■ **TASK STATEMENT**
The answer must consist of every line below containing "with".

─── MATERIAL SUPPLIED ───

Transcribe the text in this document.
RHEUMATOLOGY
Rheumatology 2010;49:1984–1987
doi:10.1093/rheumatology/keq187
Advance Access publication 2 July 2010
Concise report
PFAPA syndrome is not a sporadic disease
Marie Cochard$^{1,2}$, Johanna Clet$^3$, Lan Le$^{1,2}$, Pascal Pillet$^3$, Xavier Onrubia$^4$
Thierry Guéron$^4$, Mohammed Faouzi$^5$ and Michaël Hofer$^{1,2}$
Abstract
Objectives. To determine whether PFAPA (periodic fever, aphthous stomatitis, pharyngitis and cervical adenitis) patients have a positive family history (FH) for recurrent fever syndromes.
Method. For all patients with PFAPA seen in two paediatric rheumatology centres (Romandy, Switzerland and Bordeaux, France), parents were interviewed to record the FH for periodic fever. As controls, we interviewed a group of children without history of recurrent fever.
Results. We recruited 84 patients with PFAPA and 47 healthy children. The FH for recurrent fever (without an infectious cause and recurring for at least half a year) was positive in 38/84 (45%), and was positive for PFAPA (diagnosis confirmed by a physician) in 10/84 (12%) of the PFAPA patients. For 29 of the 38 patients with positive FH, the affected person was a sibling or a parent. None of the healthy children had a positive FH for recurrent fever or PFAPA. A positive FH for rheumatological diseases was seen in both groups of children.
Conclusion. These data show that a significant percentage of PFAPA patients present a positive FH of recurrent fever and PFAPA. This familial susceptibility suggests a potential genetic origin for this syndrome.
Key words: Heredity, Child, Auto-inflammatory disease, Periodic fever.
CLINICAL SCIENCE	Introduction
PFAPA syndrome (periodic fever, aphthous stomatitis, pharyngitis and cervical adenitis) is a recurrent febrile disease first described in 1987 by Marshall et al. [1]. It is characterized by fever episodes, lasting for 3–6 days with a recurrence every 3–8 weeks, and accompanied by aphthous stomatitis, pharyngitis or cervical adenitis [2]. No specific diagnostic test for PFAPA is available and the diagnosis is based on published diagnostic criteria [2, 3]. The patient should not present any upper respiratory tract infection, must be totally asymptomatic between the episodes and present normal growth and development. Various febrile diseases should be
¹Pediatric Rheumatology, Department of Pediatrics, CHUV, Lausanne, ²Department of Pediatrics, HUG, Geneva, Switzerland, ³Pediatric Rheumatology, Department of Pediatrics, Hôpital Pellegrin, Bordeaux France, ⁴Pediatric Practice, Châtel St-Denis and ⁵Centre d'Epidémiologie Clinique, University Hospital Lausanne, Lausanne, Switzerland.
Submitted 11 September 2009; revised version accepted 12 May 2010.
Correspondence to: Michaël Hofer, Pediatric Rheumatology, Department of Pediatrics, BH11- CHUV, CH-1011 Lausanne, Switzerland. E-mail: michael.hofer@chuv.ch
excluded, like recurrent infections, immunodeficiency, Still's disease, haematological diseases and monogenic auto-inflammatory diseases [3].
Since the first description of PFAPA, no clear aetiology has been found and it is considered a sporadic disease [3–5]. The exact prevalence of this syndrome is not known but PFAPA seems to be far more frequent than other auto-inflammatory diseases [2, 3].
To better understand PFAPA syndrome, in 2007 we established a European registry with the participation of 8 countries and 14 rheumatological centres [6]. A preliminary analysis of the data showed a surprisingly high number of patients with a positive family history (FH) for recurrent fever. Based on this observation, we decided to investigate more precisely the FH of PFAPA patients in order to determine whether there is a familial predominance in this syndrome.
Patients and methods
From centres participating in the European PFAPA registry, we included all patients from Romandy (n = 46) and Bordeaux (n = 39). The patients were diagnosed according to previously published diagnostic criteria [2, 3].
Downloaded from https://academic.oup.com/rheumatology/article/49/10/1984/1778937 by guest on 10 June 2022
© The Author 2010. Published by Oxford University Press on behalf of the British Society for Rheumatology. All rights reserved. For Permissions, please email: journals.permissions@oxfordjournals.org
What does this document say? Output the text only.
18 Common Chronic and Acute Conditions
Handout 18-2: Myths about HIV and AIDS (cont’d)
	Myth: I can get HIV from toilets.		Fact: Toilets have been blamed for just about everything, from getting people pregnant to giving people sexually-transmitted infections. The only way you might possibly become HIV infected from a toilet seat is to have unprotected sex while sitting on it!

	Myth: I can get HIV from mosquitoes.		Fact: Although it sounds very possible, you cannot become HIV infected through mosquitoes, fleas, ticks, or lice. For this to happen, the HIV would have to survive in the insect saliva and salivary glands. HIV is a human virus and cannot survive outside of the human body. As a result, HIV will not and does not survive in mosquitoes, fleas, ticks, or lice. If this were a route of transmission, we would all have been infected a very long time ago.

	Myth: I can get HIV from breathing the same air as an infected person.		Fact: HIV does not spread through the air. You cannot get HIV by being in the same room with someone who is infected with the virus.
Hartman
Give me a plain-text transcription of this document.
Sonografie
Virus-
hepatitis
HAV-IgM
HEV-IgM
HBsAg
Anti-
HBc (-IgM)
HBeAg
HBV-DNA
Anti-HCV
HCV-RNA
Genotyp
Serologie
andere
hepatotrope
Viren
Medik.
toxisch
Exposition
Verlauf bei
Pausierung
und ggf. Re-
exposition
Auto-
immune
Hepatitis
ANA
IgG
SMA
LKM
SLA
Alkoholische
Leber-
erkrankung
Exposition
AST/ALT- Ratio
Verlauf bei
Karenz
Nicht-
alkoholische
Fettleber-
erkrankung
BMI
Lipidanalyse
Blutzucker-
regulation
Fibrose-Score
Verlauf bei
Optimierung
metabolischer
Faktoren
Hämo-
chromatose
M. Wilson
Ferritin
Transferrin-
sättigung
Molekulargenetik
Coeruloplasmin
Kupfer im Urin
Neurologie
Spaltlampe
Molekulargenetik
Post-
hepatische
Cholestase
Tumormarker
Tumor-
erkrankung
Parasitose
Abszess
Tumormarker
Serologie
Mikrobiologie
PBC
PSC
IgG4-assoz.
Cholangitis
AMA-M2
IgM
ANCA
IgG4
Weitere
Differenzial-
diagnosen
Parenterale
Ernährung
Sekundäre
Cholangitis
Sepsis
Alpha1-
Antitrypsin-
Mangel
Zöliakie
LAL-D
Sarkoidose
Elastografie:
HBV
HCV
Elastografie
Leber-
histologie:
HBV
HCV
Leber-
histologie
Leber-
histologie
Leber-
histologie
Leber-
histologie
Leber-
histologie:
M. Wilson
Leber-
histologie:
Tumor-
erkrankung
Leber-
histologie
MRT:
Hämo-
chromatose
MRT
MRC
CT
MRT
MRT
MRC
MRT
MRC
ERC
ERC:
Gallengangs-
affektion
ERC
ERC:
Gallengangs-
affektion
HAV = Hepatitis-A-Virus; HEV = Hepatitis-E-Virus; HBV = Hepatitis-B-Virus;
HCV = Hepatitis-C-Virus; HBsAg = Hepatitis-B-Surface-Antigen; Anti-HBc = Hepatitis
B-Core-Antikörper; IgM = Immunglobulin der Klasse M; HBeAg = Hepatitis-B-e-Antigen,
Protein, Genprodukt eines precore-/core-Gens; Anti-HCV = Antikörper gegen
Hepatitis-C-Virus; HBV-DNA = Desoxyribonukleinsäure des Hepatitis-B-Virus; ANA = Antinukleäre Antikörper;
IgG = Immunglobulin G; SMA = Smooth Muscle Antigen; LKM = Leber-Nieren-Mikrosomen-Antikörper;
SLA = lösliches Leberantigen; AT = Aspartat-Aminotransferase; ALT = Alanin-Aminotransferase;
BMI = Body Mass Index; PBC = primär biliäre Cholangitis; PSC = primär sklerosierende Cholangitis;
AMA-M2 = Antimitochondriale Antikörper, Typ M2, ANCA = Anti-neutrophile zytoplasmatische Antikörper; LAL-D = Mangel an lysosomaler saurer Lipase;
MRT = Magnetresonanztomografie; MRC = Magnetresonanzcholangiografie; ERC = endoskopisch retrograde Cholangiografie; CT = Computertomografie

───

■ **WRITTEN RESPONSE**
Method. For all patients with PFAPA seen in two paediatric rheumatology centres (Romandy, Switzerland and Bordeaux, France), parents were interviewed to record the FH for periodic fever. As controls, we interviewed a group of children without history of recurrent fever.
Results. We recruited 84 patients with PFAPA and 47 healthy children. The FH for recurrent fever (without an infectious cause and recurring for at least half a year) was positive in 38/84 (45%), and was positive for PFAPA (diagnosis confirmed by a physician) in 10/84 (12%) of the PFAPA patients. For 29 of the 38 patients with positive FH, the affected person was a sibling or a parent. None of the healthy children had a positive FH for recurrent fever or PFAPA. A positive FH for rheumatological diseases was seen in both groups of children.
PFAPA syndrome (periodic fever, aphthous stomatitis, pharyngitis and cervical adenitis) is a recurrent febrile disease first described in 1987 by Marshall et al. [1]. It is characterized by fever episodes, lasting for 3–6 days with a recurrence every 3–8 weeks, and accompanied by aphthous stomatitis, pharyngitis or cervical adenitis [2]. No specific diagnostic test for PFAPA is available and the diagnosis is based on published diagnostic criteria [2, 3]. The patient should not present any upper respiratory tract infection, must be totally asymptomatic between the episodes and present normal growth and development. Various febrile diseases should be
To better understand PFAPA syndrome, in 2007 we established a European registry with the participation of 8 countries and 14 rheumatological centres [6]. A preliminary analysis of the data showed a surprisingly high number of patients with a positive family history (FH) for recurrent fever. Based on this observation, we decided to investigate more precisely the FH of PFAPA patients in order to determine whether there is a familial predominance in this syndrome.
	Myth: I can get HIV from breathing the same air as an infected person.		Fact: HIV does not spread through the air. You cannot get HIV by being in the same room with someone who is infected with the virus.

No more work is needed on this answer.